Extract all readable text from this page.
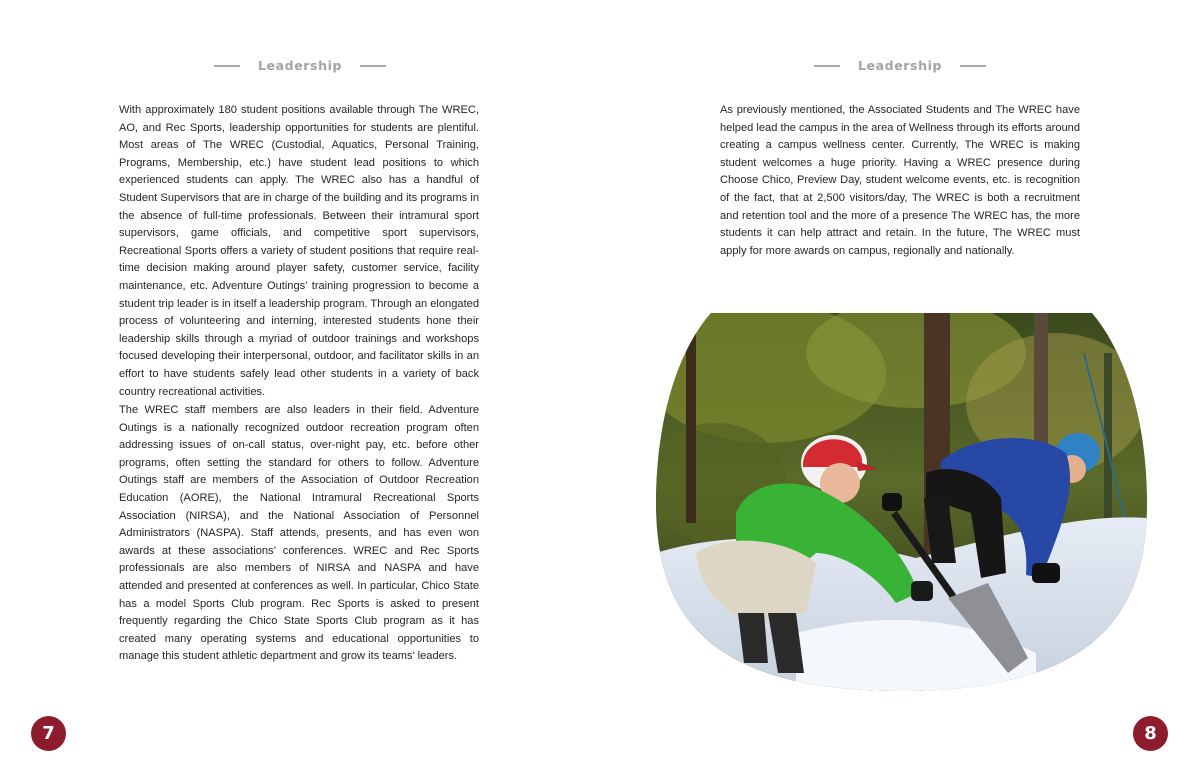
Leadership

With approximately 180 student positions available through The WREC, AO, and Rec Sports, leadership opportunities for students are plentiful. Most areas of The WREC (Custodial, Aquatics, Personal Training, Programs, Membership, etc.) have student lead positions to which experienced students can apply. The WREC also has a handful of Student Supervisors that are in charge of the building and its programs in the absence of full-time professionals. Between their intramural sport supervisors, game officials, and competitive sport supervisors, Recreational Sports offers a variety of student positions that require real-time decision making around player safety, customer service, facility maintenance, etc. Adventure Outings’ training progression to become a student trip leader is in itself a leadership program. Through an elongated process of volunteering and interning, interested students hone their leadership skills through a myriad of outdoor trainings and workshops focused developing their interpersonal, outdoor, and facilitator skills in an effort to have students safely lead other students in a variety of back country recreational activities.

The WREC staff members are also leaders in their field. Adventure Outings is a nationally recognized outdoor recreation program often addressing issues of on-call status, over-night pay, etc. before other programs, often setting the standard for others to follow. Adventure Outings staff are members of the Association of Outdoor Recreation Education (AORE), the National Intramural Recreational Sports Association (NIRSA), and the National Association of Personnel Administrators (NASPA). Staff attends, presents, and has even won awards at these associations’ conferences. WREC and Rec Sports professionals are also members of NIRSA and NASPA and have attended and presented at conferences as well. In particular, Chico State has a model Sports Club program. Rec Sports is asked to present frequently regarding the Chico State Sports Club program as it has created many operating systems and educational opportunities to manage this student athletic department and grow its teams’ leaders.

Leadership

As previously mentioned, the Associated Students and The WREC have helped lead the campus in the area of Wellness through its efforts around creating a campus wellness center. Currently, The WREC is making student welcomes a huge priority. Having a WREC presence during Choose Chico, Preview Day, student welcome events, etc. is recognition of the fact, that at 2,500 visitors/day, The WREC is both a recruitment and retention tool and the more of a presence The WREC has, the more students it can help attract and retain. In the future, The WREC must apply for more awards on campus, regionally and nationally.

7	8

+-------+

_WHAT TO WORK ON_
Write out all the entries word for word, but skip any images.

_EXPECTED ANSWER_
Extract all readable text from this page.
Leadership

With approximately 180 student positions available through The WREC, AO, and Rec Sports, leadership opportunities for students are plentiful. Most areas of The WREC (Custodial, Aquatics, Personal Training, Programs, Membership, etc.) have student lead positions to which experienced students can apply. The WREC also has a handful of Student Supervisors that are in charge of the building and its programs in the absence of full-time professionals. Between their intramural sport supervisors, game officials, and competitive sport supervisors, Recreational Sports offers a variety of student positions that require real-time decision making around player safety, customer service, facility maintenance, etc. Adventure Outings’ training progression to become a student trip leader is in itself a leadership program. Through an elongated process of volunteering and interning, interested students hone their leadership skills through a myriad of outdoor trainings and workshops focused developing their interpersonal, outdoor, and facilitator skills in an effort to have students safely lead other students in a variety of back country recreational activities.

The WREC staff members are also leaders in their field. Adventure Outings is a nationally recognized outdoor recreation program often addressing issues of on-call status, over-night pay, etc. before other programs, often setting the standard for others to follow. Adventure Outings staff are members of the Association of Outdoor Recreation Education (AORE), the National Intramural Recreational Sports Association (NIRSA), and the National Association of Personnel Administrators (NASPA). Staff attends, presents, and has even won awards at these associations’ conferences. WREC and Rec Sports professionals are also members of NIRSA and NASPA and have attended and presented at conferences as well. In particular, Chico State has a model Sports Club program. Rec Sports is asked to present frequently regarding the Chico State Sports Club program as it has created many operating systems and educational opportunities to manage this student athletic department and grow its teams’ leaders.

Leadership

As previously mentioned, the Associated Students and The WREC have helped lead the campus in the area of Wellness through its efforts around creating a campus wellness center. Currently, The WREC is making student welcomes a huge priority. Having a WREC presence during Choose Chico, Preview Day, student welcome events, etc. is recognition of the fact, that at 2,500 visitors/day, The WREC is both a recruitment and retention tool and the more of a presence The WREC has, the more students it can help attract and retain. In the future, The WREC must apply for more awards on campus, regionally and nationally.

7	8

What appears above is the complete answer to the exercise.